Print the entries below word for word; the pictures stay out of your copy.
━━━━━━
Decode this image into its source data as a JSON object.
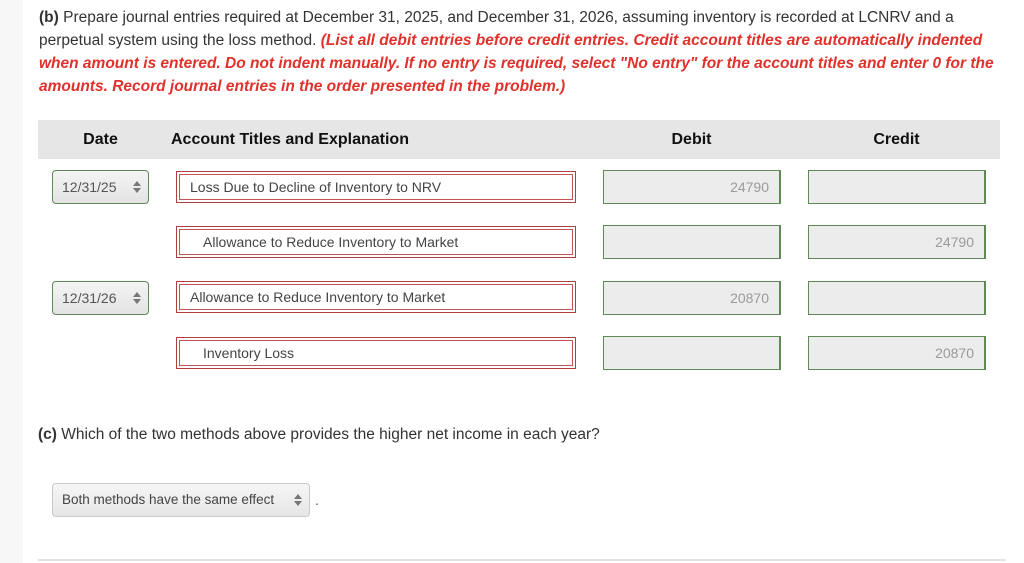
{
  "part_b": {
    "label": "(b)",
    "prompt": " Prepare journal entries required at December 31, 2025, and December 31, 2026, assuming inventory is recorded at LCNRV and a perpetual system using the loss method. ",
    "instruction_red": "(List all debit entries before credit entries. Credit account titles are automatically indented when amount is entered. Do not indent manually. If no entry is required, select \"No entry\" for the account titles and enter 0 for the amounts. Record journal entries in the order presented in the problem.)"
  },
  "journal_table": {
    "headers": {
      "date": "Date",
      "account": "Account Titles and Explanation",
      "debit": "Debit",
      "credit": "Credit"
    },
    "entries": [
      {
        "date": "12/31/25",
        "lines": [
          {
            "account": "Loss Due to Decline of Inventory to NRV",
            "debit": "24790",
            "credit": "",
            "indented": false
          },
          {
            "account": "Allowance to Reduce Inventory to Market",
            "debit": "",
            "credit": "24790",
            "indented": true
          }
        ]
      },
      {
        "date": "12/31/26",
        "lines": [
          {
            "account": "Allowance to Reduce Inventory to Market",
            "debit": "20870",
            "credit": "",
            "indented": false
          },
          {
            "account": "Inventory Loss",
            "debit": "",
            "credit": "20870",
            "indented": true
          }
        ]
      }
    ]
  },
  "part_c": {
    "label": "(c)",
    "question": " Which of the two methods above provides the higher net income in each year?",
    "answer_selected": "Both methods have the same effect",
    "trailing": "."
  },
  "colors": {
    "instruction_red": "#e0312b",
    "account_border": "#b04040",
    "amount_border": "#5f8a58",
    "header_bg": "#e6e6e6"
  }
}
━━━━━━
**Answer below:**
Decode this image into its source data as a JSON object.
{
  "part_b": {
    "label": "(b)",
    "prompt": " Prepare journal entries required at December 31, 2025, and December 31, 2026, assuming inventory is recorded at LCNRV and a perpetual system using the loss method. ",
    "instruction_red": "(List all debit entries before credit entries. Credit account titles are automatically indented when amount is entered. Do not indent manually. If no entry is required, select \"No entry\" for the account titles and enter 0 for the amounts. Record journal entries in the order presented in the problem.)"
  },
  "journal_table": {
    "headers": {
      "date": "Date",
      "account": "Account Titles and Explanation",
      "debit": "Debit",
      "credit": "Credit"
    },
    "entries": [
      {
        "date": "12/31/25",
        "lines": [
          {
            "account": "Loss Due to Decline of Inventory to NRV",
            "debit": "24790",
            "credit": "",
            "indented": false
          },
          {
            "account": "Allowance to Reduce Inventory to Market",
            "debit": "",
            "credit": "24790",
            "indented": true
          }
        ]
      },
      {
        "date": "12/31/26",
        "lines": [
          {
            "account": "Allowance to Reduce Inventory to Market",
            "debit": "20870",
            "credit": "",
            "indented": false
          },
          {
            "account": "Inventory Loss",
            "debit": "",
            "credit": "20870",
            "indented": true
          }
        ]
      }
    ]
  },
  "part_c": {
    "label": "(c)",
    "question": " Which of the two methods above provides the higher net income in each year?",
    "answer_selected": "Both methods have the same effect",
    "trailing": "."
  },
  "colors": {
    "instruction_red": "#e0312b",
    "account_border": "#b04040",
    "amount_border": "#5f8a58",
    "header_bg": "#e6e6e6"
  }
}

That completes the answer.